▸ Task instructions
Sort through the data and copy the lines holding the word "occurrence".

>> Begin

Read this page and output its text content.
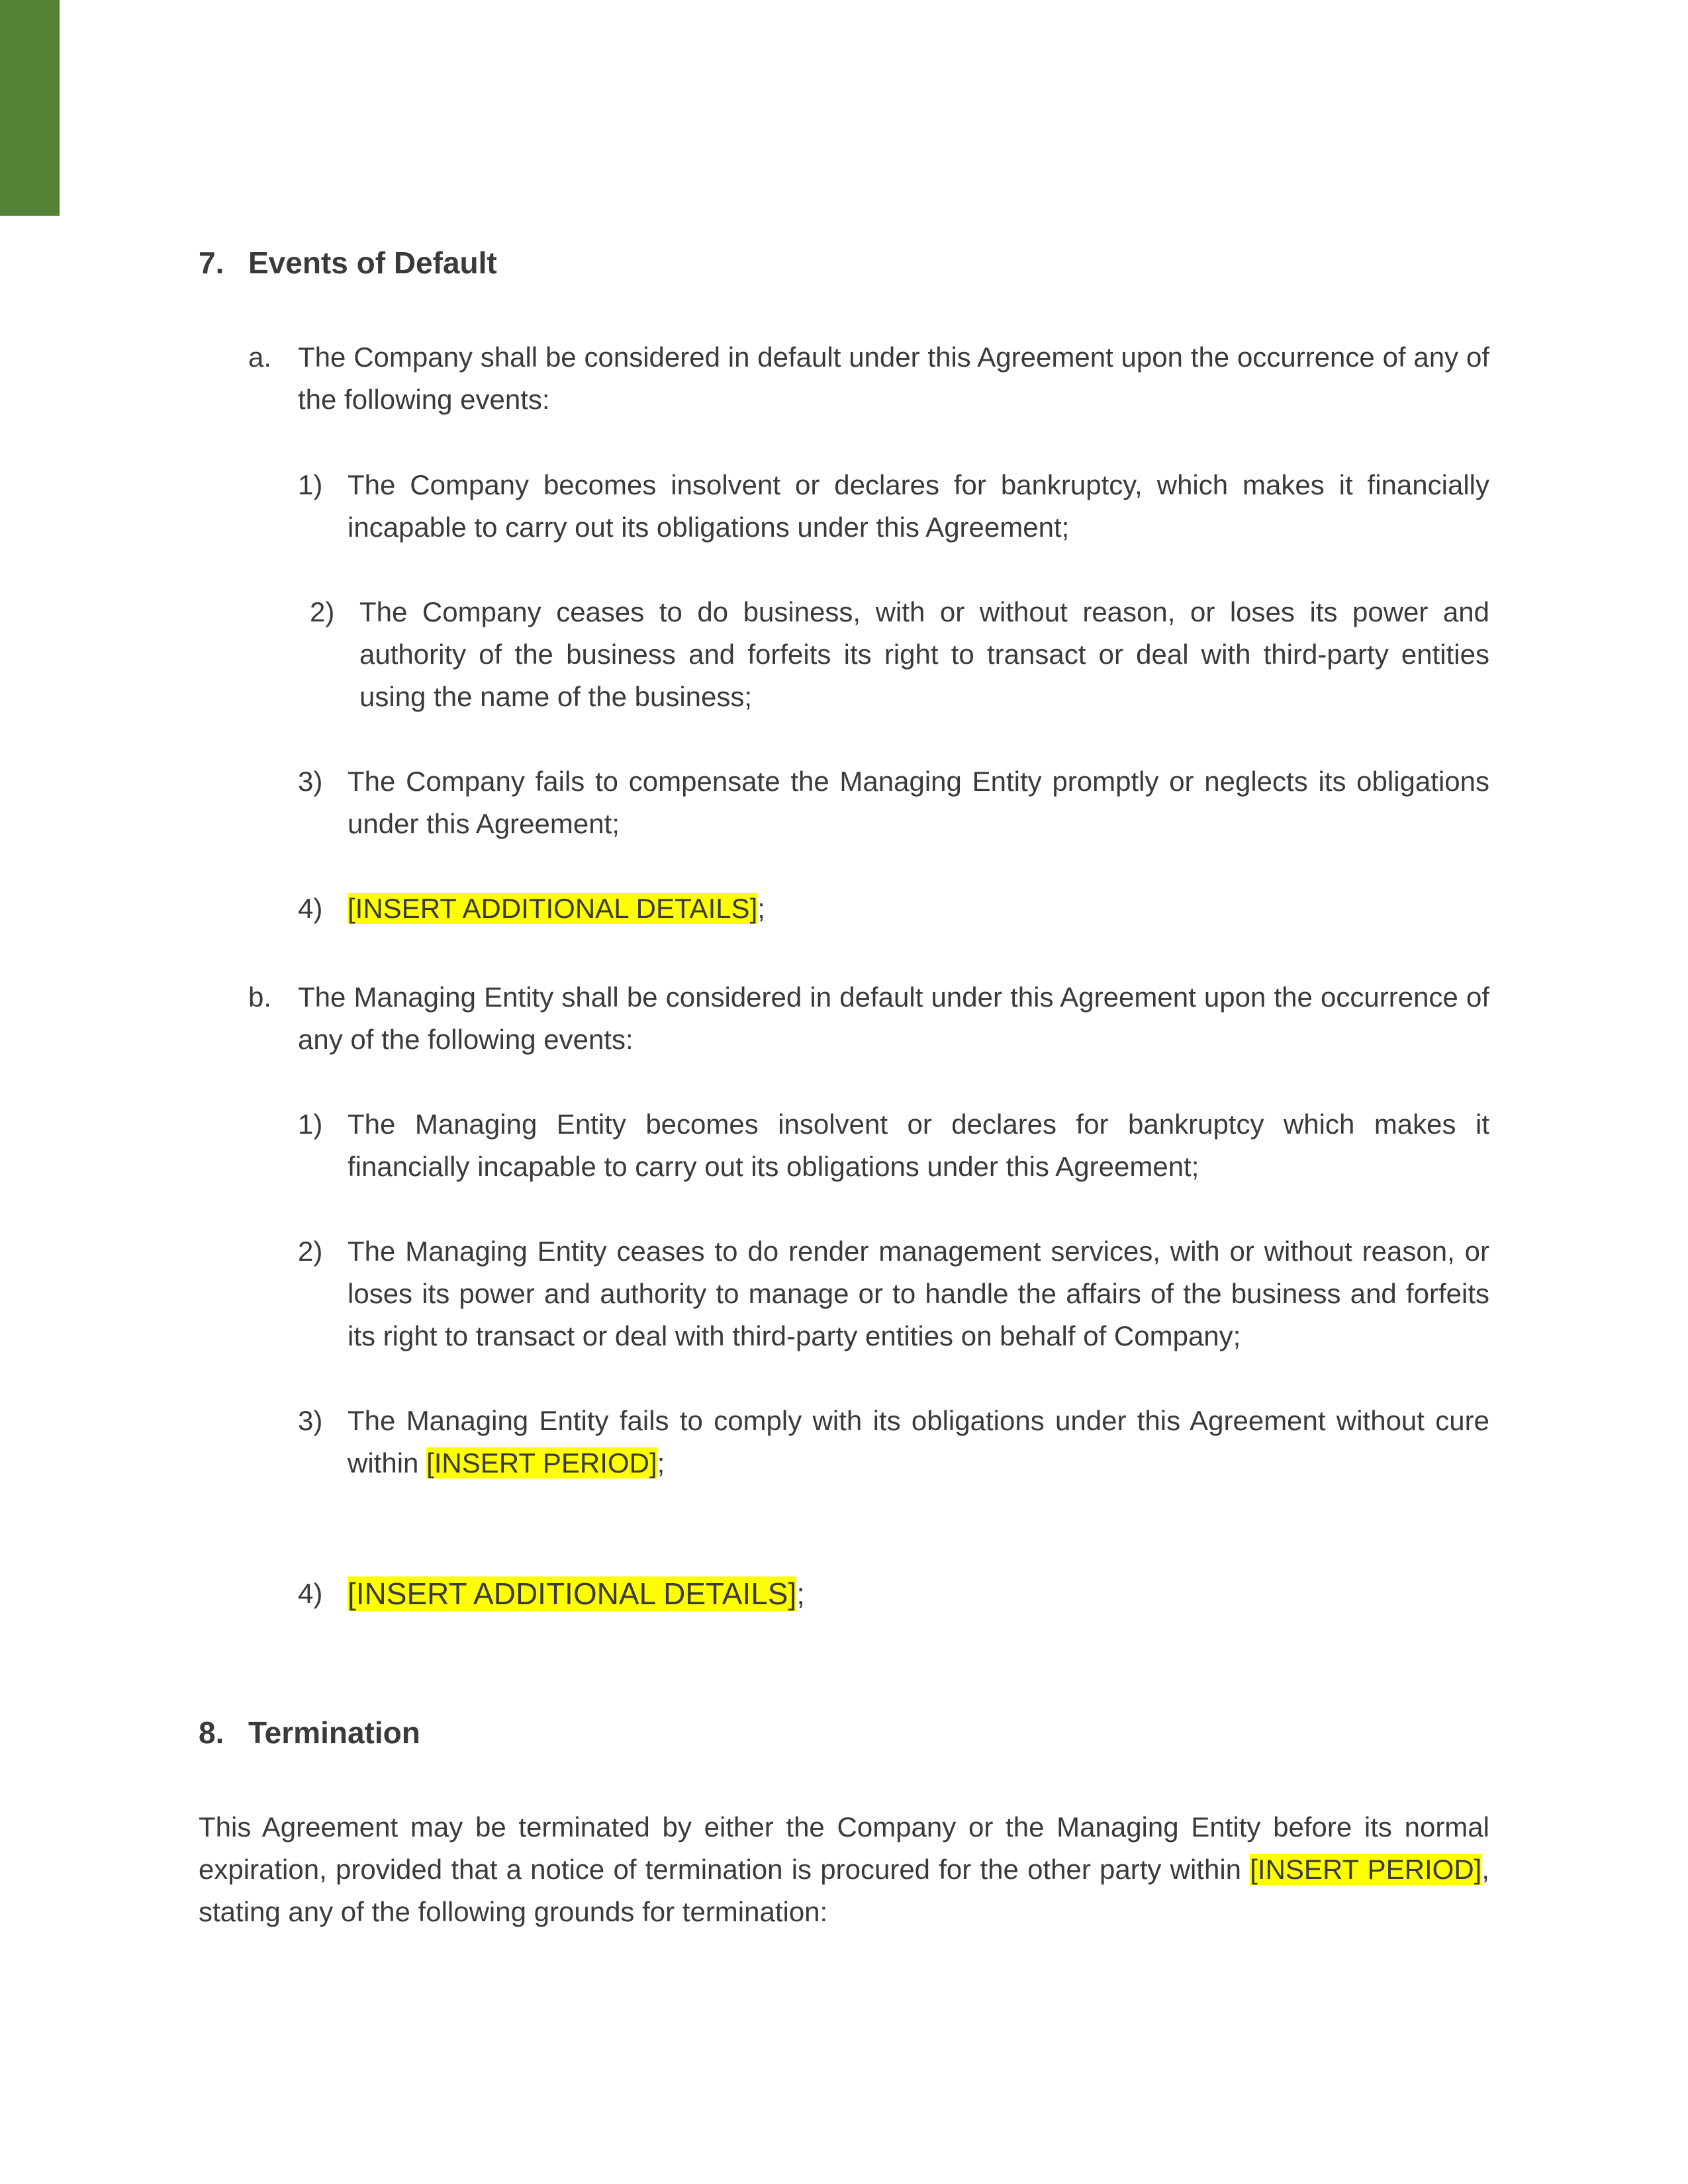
7. Events of Default
a. The Company shall be considered in default under this Agreement upon the occurrence of any of the following events:
1) The Company becomes insolvent or declares for bankruptcy, which makes it financially incapable to carry out its obligations under this Agreement;
2) The Company ceases to do business, with or without reason, or loses its power and authority of the business and forfeits its right to transact or deal with third-party entities using the name of the business;
3) The Company fails to compensate the Managing Entity promptly or neglects its obligations under this Agreement;
4) [INSERT ADDITIONAL DETAILS];
b. The Managing Entity shall be considered in default under this Agreement upon the occurrence of any of the following events:
1) The Managing Entity becomes insolvent or declares for bankruptcy which makes it financially incapable to carry out its obligations under this Agreement;
2) The Managing Entity ceases to do render management services, with or without reason, or loses its power and authority to manage or to handle the affairs of the business and forfeits its right to transact or deal with third-party entities on behalf of Company;
3) The Managing Entity fails to comply with its obligations under this Agreement without cure within [INSERT PERIOD];
4) [INSERT ADDITIONAL DETAILS];
8. Termination
This Agreement may be terminated by either the Company or the Managing Entity before its normal expiration, provided that a notice of termination is procured for the other party within [INSERT PERIOD], stating any of the following grounds for termination:
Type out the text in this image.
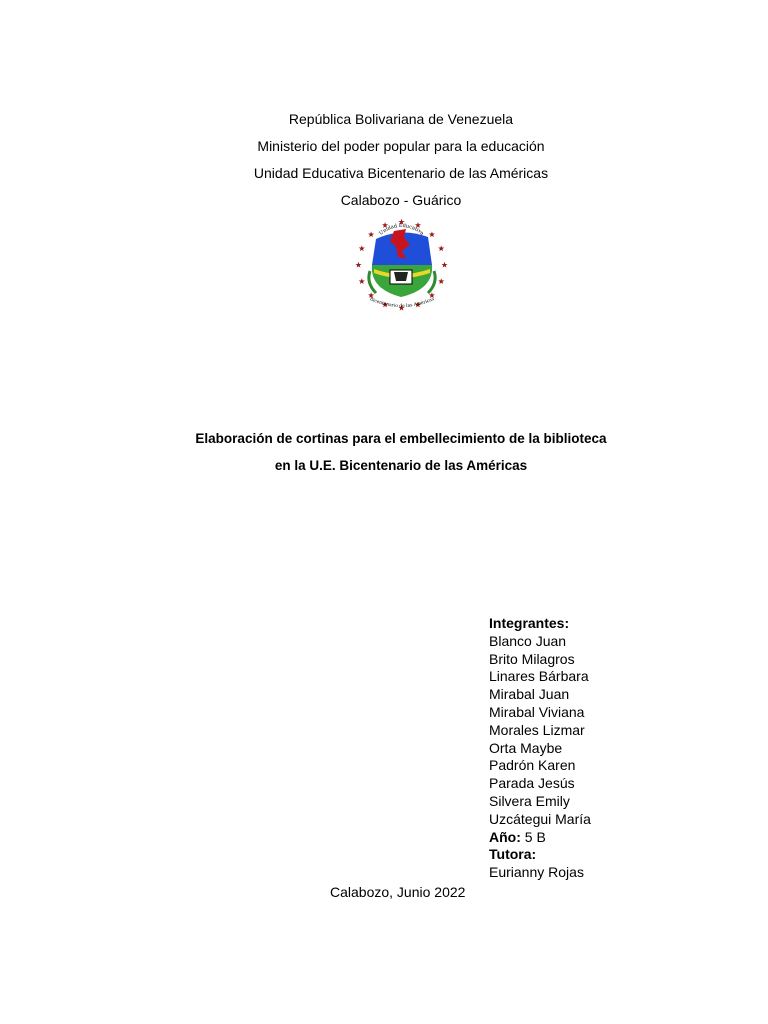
República Bolivariana de Venezuela
Ministerio del poder popular para la educación
Unidad Educativa Bicentenario de las Américas
Calabozo - Guárico
Unidad Educativa
Bicentenario de las Américas
Elaboración de cortinas para el embellecimiento de la biblioteca
en la U.E. Bicentenario de las Américas
Integrantes:
Blanco Juan
Brito Milagros
Linares Bárbara
Mirabal Juan
Mirabal Viviana
Morales Lizmar
Orta Maybe
Padrón Karen
Parada Jesús
Silvera Emily
Uzcátegui María
Año: 5 B
Tutora:
Eurianny Rojas
Calabozo, Junio 2022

>> End

▸ Exercise solution
a. The Company shall be considered in default under this Agreement upon the occurrence of any of the following events:
b. The Managing Entity shall be considered in default under this Agreement upon the occurrence of any of the following events:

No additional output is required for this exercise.